WHAT TO PRODUCE >> In the listing below, locate the lines that hold the string "this". Copy those lines.

DATASET ENTRIES >>
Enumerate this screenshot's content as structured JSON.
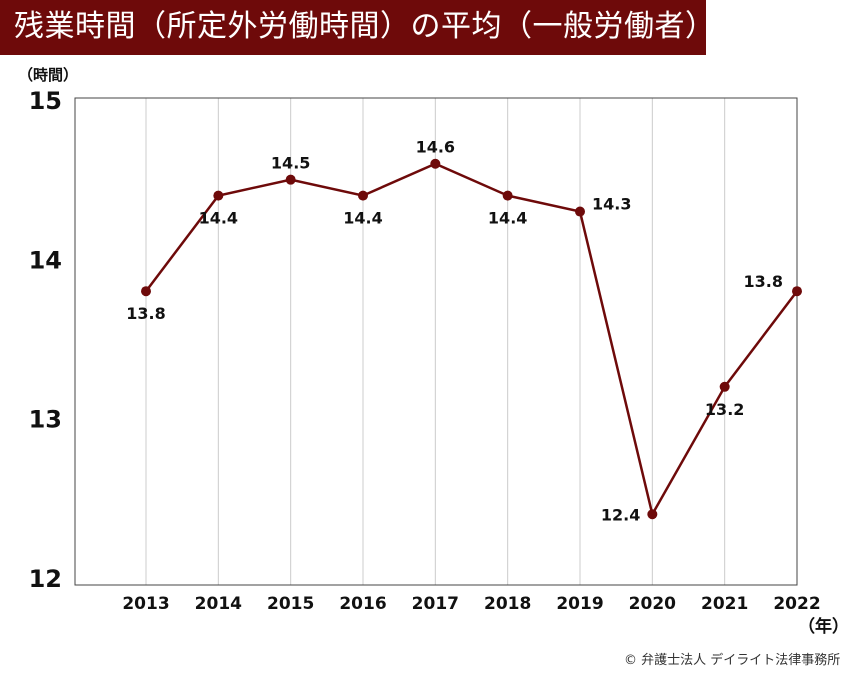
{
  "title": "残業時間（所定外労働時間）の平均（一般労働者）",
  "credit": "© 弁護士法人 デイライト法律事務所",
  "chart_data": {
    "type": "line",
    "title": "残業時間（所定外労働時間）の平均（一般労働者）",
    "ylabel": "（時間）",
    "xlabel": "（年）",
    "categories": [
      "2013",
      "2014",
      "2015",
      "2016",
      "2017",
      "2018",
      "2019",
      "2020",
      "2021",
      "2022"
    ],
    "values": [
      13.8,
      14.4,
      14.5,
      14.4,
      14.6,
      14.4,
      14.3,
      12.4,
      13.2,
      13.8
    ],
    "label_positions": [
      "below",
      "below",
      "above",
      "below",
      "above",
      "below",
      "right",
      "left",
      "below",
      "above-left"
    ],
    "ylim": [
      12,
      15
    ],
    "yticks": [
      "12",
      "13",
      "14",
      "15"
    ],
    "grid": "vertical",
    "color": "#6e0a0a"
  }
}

--

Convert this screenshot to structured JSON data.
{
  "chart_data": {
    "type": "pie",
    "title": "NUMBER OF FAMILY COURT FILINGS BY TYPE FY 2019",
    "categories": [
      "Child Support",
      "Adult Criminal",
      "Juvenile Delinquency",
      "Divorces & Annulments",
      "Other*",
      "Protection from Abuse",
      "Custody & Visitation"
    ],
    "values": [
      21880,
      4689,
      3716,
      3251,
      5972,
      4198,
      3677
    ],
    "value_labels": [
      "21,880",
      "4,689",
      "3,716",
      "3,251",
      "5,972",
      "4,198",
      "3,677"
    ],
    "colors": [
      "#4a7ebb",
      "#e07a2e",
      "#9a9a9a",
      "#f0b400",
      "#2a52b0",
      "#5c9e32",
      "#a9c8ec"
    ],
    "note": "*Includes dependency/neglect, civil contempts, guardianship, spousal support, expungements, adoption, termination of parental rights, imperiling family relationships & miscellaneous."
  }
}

CORRECT OUTPUT >>
Enumerate this screenshot's content as structured JSON.
Convert this screenshot to structured JSON data.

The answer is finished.